| Requirements |
Write out the full set of records below exactly.

| Information supplied |
▼

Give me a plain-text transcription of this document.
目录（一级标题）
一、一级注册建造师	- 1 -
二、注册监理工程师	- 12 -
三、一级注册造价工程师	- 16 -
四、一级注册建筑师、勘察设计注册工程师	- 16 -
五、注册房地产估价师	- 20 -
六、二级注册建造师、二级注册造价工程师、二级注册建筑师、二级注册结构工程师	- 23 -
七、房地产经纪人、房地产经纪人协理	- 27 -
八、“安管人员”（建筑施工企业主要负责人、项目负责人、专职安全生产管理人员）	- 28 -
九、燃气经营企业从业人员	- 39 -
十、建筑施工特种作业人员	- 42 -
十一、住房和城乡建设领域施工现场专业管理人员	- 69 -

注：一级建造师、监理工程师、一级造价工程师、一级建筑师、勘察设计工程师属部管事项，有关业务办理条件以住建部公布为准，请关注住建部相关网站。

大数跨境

▲

| The solution |
Give me a plain-text transcription of this document.
目录（一级标题）
一、一级注册建造师	- 1 -
二、注册监理工程师	- 12 -
三、一级注册造价工程师	- 16 -
四、一级注册建筑师、勘察设计注册工程师	- 16 -
五、注册房地产估价师	- 20 -
六、二级注册建造师、二级注册造价工程师、二级注册建筑师、二级注册结构工程师	- 23 -
七、房地产经纪人、房地产经纪人协理	- 27 -
八、“安管人员”（建筑施工企业主要负责人、项目负责人、专职安全生产管理人员）	- 28 -
九、燃气经营企业从业人员	- 39 -
十、建筑施工特种作业人员	- 42 -
十一、住房和城乡建设领域施工现场专业管理人员	- 69 -

注：一级建造师、监理工程师、一级造价工程师、一级建筑师、勘察设计工程师属部管事项，有关业务办理条件以住建部公布为准，请关注住建部相关网站。

大数跨境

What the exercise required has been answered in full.